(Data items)
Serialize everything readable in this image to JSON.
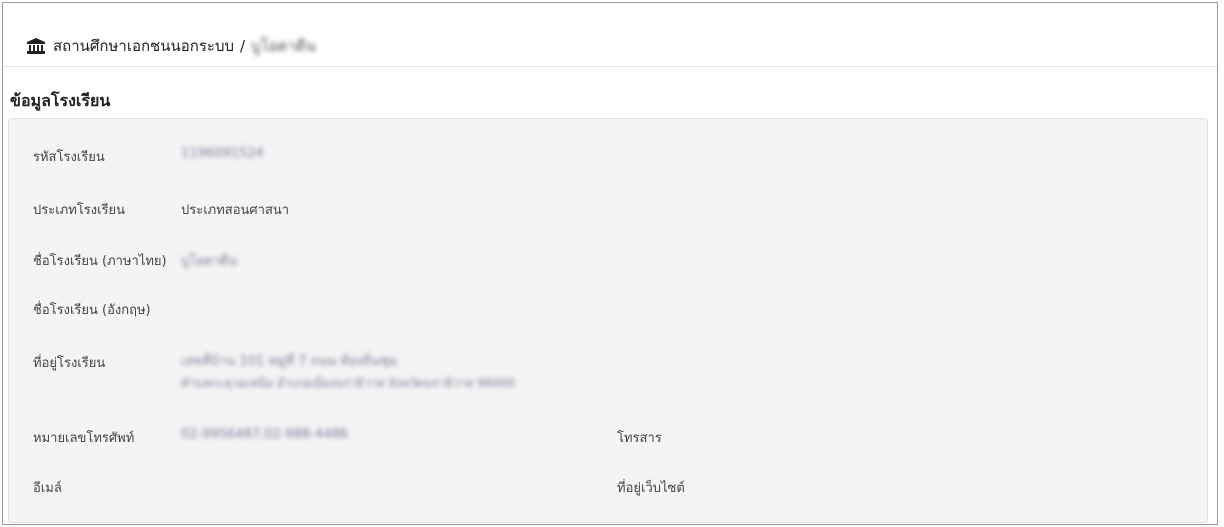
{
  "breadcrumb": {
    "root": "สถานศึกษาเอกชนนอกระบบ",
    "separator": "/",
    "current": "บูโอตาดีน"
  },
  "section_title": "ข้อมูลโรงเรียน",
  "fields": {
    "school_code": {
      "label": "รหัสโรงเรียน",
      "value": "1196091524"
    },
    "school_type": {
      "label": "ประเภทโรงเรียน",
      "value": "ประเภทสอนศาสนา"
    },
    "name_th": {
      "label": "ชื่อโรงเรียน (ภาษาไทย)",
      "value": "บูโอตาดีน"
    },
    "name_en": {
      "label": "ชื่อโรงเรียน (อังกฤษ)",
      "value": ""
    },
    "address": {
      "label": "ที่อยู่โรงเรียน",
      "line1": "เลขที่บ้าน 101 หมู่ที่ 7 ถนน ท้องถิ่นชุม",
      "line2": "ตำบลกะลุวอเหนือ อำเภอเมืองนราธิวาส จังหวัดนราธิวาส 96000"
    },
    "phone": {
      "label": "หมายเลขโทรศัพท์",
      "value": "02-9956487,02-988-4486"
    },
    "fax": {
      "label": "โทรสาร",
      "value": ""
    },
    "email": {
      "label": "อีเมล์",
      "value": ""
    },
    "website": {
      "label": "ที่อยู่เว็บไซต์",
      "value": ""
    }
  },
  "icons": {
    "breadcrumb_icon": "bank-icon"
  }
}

Exercise objective →
Write out the entries above verbatim; the pictures do not belong in your copy.

Solution →
Serialize everything readable in this image to JSON.
{
  "breadcrumb": {
    "root": "สถานศึกษาเอกชนนอกระบบ",
    "separator": "/",
    "current": "บูโอตาดีน"
  },
  "section_title": "ข้อมูลโรงเรียน",
  "fields": {
    "school_code": {
      "label": "รหัสโรงเรียน",
      "value": "1196091524"
    },
    "school_type": {
      "label": "ประเภทโรงเรียน",
      "value": "ประเภทสอนศาสนา"
    },
    "name_th": {
      "label": "ชื่อโรงเรียน (ภาษาไทย)",
      "value": "บูโอตาดีน"
    },
    "name_en": {
      "label": "ชื่อโรงเรียน (อังกฤษ)",
      "value": ""
    },
    "address": {
      "label": "ที่อยู่โรงเรียน",
      "line1": "เลขที่บ้าน 101 หมู่ที่ 7 ถนน ท้องถิ่นชุม",
      "line2": "ตำบลกะลุวอเหนือ อำเภอเมืองนราธิวาส จังหวัดนราธิวาส 96000"
    },
    "phone": {
      "label": "หมายเลขโทรศัพท์",
      "value": "02-9956487,02-988-4486"
    },
    "fax": {
      "label": "โทรสาร",
      "value": ""
    },
    "email": {
      "label": "อีเมล์",
      "value": ""
    },
    "website": {
      "label": "ที่อยู่เว็บไซต์",
      "value": ""
    }
  },
  "icons": {
    "breadcrumb_icon": "bank-icon"
  }
}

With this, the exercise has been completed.